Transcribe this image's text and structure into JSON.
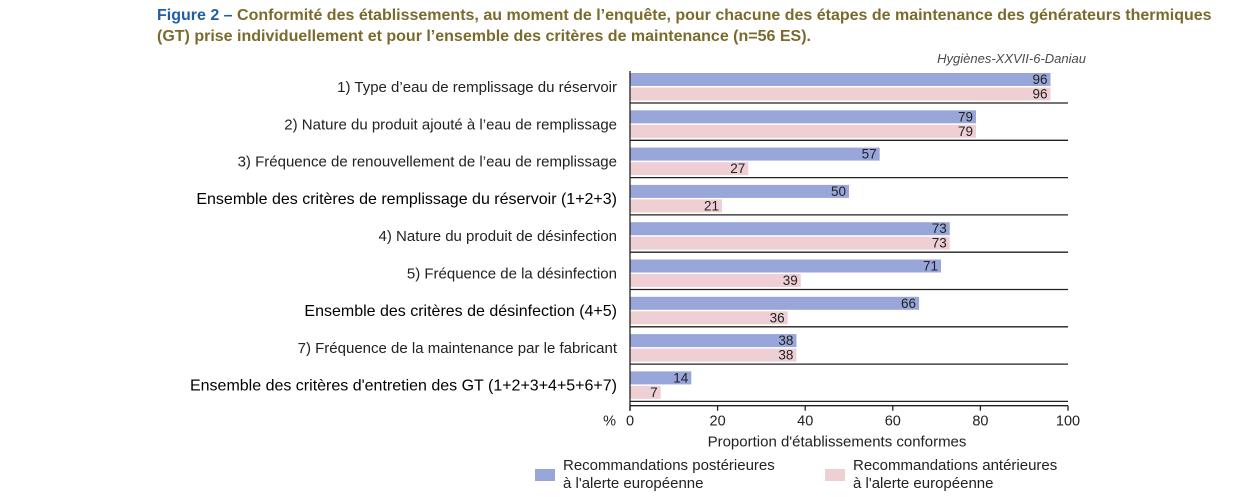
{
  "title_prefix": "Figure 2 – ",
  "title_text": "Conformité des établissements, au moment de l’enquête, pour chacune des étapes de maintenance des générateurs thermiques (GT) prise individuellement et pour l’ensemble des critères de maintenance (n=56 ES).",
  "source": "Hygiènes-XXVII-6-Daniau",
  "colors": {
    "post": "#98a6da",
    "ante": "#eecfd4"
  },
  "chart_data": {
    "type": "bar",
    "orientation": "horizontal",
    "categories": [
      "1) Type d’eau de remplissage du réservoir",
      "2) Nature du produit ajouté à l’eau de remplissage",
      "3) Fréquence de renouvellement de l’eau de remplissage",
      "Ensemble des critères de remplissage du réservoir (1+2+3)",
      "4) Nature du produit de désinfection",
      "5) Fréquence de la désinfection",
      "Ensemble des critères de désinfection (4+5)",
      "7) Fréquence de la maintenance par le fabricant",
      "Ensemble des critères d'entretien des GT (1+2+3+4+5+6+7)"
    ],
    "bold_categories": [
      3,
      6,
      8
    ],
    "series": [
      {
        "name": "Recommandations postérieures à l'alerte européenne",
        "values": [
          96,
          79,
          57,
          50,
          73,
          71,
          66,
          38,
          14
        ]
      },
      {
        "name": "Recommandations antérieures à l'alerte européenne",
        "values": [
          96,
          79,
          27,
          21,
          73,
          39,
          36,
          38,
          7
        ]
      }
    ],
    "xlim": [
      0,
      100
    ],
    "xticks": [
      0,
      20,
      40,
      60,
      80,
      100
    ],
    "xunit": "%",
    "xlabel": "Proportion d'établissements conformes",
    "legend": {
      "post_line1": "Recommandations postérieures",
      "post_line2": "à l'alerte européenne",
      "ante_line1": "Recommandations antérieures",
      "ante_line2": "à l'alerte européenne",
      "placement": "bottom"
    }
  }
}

+--

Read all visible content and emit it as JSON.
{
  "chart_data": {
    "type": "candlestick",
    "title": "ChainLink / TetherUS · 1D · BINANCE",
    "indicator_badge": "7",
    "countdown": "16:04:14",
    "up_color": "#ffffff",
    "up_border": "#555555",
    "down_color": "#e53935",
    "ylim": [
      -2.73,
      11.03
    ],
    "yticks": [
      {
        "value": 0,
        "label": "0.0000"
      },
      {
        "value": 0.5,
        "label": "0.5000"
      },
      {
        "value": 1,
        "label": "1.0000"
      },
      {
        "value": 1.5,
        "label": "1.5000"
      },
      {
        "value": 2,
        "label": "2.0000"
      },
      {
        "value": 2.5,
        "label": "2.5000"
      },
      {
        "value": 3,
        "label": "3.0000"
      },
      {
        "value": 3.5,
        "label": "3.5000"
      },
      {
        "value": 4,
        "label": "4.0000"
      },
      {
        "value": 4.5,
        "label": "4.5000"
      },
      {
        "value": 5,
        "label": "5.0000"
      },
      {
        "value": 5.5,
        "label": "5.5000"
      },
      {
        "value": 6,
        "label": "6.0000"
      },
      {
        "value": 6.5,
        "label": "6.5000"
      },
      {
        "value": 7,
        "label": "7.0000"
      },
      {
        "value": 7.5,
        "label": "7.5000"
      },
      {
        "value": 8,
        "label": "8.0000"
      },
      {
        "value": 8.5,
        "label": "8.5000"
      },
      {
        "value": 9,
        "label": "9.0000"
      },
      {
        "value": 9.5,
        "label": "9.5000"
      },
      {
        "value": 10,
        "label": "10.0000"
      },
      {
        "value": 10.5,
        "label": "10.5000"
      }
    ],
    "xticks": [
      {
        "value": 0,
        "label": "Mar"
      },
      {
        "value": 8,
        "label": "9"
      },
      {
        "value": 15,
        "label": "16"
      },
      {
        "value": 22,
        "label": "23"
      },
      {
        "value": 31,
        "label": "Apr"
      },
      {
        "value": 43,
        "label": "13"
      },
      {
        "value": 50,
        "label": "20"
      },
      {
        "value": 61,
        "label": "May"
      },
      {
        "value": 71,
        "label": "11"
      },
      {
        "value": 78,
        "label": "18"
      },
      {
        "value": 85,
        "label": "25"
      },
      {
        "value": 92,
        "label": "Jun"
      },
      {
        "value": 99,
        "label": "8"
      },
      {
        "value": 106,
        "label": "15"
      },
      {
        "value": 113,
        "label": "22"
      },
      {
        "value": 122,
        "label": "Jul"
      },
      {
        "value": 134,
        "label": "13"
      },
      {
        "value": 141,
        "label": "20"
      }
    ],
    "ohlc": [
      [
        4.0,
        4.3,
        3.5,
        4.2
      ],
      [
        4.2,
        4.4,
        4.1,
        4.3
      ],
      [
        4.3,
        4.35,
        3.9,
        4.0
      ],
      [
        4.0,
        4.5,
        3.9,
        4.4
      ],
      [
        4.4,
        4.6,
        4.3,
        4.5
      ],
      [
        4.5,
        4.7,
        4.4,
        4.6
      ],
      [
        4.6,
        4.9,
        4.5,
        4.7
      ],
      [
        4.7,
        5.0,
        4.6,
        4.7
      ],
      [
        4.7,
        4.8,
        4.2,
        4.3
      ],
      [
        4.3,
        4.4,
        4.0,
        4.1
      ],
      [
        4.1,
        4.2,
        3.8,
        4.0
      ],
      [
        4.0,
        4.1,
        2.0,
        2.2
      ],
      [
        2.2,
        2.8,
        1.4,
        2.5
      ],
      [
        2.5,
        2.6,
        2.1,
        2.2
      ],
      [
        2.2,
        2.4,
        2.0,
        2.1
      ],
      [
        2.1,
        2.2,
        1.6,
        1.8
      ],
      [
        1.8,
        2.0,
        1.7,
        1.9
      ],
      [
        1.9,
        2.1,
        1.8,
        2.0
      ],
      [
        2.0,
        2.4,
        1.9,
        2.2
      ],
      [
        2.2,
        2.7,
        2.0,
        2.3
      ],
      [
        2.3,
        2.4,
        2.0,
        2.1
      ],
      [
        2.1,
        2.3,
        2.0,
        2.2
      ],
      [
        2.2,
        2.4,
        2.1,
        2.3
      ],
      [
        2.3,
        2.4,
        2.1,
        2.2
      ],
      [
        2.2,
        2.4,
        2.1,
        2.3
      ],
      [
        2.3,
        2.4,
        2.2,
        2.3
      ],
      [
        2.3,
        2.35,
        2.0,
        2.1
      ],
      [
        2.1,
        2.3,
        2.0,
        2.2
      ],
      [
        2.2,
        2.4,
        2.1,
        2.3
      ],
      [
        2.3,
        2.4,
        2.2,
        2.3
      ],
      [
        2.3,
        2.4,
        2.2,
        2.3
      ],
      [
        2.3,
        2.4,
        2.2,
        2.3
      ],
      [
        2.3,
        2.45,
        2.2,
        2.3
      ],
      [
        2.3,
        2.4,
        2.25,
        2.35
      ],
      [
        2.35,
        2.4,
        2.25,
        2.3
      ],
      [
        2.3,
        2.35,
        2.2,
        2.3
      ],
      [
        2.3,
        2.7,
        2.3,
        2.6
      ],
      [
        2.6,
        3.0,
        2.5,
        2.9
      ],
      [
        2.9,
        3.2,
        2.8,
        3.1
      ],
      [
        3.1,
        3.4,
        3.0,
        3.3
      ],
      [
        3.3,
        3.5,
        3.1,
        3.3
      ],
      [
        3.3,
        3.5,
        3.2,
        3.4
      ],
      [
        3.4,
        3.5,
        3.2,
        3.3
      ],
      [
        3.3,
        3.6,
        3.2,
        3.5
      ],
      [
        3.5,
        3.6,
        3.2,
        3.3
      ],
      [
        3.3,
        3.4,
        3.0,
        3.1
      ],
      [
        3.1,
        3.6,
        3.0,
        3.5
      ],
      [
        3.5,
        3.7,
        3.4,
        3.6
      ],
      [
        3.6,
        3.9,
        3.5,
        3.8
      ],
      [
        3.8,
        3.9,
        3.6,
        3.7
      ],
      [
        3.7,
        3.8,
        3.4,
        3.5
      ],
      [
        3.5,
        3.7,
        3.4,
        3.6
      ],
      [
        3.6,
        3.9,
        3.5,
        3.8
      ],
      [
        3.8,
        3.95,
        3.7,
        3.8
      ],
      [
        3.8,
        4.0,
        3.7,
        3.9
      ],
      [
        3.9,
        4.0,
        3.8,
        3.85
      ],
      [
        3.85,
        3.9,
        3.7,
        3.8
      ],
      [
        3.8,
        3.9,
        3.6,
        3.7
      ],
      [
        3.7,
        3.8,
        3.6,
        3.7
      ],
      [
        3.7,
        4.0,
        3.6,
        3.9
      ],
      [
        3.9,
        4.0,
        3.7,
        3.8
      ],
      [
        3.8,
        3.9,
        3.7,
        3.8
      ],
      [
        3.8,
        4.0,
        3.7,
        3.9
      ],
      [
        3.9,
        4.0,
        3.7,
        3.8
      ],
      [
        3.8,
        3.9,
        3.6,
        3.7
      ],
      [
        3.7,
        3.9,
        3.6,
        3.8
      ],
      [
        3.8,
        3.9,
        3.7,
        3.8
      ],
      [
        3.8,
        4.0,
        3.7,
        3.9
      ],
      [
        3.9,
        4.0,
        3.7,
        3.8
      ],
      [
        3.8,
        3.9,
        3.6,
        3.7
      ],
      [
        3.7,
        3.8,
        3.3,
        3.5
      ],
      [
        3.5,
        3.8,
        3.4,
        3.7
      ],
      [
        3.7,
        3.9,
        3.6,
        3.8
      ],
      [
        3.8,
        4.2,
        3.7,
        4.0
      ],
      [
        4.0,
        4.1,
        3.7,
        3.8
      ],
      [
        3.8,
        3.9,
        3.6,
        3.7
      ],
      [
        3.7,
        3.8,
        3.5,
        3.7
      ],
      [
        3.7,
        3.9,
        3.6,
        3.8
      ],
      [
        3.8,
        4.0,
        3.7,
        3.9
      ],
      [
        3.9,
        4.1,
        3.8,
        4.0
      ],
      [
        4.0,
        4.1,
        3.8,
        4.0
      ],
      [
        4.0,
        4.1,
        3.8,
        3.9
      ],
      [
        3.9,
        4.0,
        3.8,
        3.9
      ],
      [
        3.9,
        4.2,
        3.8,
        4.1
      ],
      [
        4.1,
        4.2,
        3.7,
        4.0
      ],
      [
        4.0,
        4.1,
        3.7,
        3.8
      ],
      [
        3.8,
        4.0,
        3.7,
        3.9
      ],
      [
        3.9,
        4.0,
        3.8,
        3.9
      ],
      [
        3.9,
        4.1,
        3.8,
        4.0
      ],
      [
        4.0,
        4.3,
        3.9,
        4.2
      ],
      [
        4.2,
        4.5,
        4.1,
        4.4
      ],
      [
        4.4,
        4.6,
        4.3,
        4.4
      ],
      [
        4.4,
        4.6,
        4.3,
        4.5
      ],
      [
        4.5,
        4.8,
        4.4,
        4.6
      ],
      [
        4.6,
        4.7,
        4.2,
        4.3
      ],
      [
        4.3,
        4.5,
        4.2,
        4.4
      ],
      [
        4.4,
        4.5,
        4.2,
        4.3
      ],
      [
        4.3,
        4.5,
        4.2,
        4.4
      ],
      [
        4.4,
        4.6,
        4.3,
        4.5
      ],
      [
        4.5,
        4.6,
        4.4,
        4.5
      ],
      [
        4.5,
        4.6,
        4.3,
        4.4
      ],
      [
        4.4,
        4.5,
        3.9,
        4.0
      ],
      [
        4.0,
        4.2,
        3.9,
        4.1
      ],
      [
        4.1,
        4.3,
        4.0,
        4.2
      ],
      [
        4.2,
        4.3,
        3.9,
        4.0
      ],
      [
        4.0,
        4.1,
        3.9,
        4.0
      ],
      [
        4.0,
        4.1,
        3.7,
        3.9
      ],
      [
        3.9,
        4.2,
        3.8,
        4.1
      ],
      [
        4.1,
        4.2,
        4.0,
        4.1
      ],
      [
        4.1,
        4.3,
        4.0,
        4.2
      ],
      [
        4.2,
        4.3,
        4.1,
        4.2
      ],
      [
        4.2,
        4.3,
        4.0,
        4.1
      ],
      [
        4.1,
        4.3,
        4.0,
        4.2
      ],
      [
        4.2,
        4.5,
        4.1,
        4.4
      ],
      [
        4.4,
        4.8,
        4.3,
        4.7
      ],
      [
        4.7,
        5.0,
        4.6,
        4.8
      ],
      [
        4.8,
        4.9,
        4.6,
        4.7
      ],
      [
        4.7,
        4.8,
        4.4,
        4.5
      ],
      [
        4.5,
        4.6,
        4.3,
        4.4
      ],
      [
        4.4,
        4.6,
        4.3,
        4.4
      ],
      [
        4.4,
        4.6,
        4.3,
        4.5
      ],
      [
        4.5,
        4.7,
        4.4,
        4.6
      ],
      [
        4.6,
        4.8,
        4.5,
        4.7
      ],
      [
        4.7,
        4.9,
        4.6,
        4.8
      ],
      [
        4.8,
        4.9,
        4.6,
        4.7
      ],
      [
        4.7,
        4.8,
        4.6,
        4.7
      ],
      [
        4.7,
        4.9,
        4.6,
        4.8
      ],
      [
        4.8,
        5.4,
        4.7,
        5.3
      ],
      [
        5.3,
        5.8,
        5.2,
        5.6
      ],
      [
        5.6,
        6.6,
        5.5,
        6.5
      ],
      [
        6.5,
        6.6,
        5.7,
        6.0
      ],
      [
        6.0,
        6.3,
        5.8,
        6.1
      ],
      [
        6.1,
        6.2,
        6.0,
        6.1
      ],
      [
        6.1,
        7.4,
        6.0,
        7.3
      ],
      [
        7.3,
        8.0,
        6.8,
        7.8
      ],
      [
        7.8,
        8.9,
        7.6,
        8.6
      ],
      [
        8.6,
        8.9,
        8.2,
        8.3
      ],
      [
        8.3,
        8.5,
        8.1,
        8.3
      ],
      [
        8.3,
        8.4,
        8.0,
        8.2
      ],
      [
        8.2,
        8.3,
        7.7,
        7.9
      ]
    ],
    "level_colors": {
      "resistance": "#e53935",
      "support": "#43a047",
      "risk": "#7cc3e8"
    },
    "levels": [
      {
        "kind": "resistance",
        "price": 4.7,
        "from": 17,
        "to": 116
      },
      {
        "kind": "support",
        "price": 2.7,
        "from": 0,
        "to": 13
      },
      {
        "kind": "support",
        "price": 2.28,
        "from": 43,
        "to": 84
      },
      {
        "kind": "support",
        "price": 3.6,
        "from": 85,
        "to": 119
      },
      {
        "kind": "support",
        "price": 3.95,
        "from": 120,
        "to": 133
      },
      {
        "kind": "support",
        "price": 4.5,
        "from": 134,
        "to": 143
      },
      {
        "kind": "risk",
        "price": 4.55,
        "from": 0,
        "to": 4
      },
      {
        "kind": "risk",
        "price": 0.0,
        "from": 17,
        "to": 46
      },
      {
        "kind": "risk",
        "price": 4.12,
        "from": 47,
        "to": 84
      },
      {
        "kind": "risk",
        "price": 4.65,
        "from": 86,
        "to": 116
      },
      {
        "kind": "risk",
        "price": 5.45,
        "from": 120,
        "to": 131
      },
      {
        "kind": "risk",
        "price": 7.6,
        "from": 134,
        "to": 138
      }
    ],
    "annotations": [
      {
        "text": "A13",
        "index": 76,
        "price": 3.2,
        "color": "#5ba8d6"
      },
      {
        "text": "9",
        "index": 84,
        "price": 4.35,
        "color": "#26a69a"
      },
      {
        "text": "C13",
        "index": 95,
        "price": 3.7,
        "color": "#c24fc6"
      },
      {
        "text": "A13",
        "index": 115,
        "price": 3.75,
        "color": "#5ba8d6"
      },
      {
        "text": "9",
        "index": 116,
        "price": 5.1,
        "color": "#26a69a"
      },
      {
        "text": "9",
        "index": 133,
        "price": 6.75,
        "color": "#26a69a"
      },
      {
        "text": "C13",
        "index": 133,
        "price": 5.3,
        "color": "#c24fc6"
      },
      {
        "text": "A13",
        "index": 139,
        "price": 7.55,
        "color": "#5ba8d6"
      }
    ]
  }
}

+--

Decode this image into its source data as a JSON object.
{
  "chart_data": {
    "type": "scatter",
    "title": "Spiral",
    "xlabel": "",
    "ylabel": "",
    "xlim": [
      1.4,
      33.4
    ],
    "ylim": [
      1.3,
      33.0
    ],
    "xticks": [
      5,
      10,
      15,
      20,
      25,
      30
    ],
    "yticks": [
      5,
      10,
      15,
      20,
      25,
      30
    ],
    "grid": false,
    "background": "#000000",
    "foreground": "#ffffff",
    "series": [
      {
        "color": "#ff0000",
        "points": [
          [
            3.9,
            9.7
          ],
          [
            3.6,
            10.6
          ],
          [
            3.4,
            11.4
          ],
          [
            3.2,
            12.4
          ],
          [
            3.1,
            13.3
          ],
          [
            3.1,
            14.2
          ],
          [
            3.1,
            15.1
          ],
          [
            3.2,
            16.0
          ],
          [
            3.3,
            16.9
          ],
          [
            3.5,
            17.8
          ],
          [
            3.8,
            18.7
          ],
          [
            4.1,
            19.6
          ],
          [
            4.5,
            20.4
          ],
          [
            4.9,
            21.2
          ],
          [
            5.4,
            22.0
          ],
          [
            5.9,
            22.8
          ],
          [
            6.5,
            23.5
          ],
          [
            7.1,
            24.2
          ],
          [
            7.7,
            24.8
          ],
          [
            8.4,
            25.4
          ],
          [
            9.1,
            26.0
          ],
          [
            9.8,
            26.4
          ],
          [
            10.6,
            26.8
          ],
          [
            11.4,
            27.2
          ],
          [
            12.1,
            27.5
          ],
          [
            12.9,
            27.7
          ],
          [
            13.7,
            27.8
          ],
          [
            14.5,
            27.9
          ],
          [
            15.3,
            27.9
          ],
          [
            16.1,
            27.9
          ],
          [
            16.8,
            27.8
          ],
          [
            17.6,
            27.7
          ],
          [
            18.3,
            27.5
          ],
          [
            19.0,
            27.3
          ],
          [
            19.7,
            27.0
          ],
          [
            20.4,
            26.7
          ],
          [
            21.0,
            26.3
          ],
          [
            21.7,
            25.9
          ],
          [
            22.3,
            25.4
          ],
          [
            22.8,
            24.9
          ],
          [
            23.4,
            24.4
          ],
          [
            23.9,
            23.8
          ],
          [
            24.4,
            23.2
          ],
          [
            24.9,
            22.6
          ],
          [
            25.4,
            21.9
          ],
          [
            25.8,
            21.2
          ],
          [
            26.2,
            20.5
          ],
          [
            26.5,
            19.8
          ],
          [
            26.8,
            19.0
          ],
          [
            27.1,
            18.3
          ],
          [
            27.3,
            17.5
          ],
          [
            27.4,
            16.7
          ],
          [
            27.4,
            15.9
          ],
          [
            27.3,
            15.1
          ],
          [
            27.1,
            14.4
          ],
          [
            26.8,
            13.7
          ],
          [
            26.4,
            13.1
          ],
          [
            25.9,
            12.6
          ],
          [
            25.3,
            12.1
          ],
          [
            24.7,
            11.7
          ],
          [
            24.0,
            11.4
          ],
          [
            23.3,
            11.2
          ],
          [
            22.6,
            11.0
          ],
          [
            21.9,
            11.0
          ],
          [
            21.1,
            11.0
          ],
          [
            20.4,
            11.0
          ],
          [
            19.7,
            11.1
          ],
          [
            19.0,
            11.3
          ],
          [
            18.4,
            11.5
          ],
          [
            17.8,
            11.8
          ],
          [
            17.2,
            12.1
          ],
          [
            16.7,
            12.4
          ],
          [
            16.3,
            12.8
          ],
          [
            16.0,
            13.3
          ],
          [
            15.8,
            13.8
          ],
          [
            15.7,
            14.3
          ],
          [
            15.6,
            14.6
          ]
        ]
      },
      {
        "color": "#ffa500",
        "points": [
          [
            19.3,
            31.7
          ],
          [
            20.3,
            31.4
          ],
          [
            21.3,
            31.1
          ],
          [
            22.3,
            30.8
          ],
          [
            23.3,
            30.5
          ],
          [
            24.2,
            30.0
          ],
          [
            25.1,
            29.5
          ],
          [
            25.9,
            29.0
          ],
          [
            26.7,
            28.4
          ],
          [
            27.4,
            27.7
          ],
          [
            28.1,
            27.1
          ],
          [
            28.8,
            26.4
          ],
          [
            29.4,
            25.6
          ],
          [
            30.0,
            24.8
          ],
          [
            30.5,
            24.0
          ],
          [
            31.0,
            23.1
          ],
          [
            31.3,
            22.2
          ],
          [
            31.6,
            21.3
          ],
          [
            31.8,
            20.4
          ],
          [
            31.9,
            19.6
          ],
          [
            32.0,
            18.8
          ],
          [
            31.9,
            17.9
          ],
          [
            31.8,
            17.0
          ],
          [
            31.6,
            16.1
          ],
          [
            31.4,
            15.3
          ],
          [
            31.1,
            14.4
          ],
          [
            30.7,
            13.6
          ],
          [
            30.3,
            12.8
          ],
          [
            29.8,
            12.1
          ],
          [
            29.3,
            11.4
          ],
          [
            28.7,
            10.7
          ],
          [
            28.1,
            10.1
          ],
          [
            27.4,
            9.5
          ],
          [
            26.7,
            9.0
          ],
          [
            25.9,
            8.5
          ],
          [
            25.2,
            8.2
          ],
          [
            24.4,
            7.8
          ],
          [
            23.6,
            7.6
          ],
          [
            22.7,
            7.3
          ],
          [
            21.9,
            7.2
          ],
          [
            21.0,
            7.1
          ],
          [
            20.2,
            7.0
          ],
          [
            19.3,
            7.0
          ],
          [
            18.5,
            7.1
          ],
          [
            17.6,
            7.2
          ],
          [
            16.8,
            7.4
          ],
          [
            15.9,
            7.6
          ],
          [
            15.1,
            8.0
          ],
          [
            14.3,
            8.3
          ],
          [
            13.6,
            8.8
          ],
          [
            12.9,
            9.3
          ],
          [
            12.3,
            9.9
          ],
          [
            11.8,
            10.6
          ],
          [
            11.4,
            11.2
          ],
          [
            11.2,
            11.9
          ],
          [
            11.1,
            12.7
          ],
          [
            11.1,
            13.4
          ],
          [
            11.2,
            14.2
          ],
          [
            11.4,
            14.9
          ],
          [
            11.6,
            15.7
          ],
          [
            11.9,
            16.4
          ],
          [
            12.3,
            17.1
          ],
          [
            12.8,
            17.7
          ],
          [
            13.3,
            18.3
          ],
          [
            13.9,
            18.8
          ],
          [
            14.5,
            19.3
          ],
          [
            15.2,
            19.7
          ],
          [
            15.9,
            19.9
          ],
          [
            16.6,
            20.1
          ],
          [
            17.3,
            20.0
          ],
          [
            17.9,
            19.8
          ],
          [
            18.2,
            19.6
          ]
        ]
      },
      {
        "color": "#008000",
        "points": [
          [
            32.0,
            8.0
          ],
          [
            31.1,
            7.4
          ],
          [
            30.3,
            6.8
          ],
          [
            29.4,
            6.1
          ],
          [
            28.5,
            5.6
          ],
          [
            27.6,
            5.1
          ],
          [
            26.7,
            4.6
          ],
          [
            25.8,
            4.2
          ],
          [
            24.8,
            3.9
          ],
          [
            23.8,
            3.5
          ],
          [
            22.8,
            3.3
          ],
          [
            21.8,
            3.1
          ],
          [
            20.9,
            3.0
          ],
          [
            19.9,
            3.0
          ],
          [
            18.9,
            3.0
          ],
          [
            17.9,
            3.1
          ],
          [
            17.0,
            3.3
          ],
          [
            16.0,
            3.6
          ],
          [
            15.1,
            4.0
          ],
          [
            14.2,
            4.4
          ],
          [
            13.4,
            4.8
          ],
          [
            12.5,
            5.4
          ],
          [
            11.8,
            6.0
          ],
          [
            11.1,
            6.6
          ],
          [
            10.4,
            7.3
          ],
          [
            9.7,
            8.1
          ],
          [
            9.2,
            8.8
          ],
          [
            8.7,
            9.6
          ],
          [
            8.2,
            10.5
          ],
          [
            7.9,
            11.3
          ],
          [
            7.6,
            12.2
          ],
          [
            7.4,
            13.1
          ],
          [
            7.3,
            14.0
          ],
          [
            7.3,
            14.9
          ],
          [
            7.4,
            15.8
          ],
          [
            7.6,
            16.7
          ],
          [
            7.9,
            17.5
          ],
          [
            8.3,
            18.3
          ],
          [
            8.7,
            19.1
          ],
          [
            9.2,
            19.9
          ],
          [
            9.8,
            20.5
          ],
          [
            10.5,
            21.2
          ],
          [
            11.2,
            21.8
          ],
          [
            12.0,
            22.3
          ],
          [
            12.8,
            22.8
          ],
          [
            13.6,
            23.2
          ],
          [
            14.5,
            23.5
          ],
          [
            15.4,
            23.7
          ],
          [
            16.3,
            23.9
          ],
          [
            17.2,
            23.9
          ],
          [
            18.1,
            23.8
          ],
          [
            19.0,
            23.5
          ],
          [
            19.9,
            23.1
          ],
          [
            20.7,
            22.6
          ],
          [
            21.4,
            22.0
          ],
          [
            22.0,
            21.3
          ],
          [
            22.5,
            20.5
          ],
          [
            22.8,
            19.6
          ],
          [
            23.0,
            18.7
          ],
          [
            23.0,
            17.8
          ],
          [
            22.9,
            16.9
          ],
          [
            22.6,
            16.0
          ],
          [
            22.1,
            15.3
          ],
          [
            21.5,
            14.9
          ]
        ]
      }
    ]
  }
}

+--

> **Task brief**:
Check each line of the material above for "image" and say how many lines contain it, giving the number alone.

> **Task response**:
2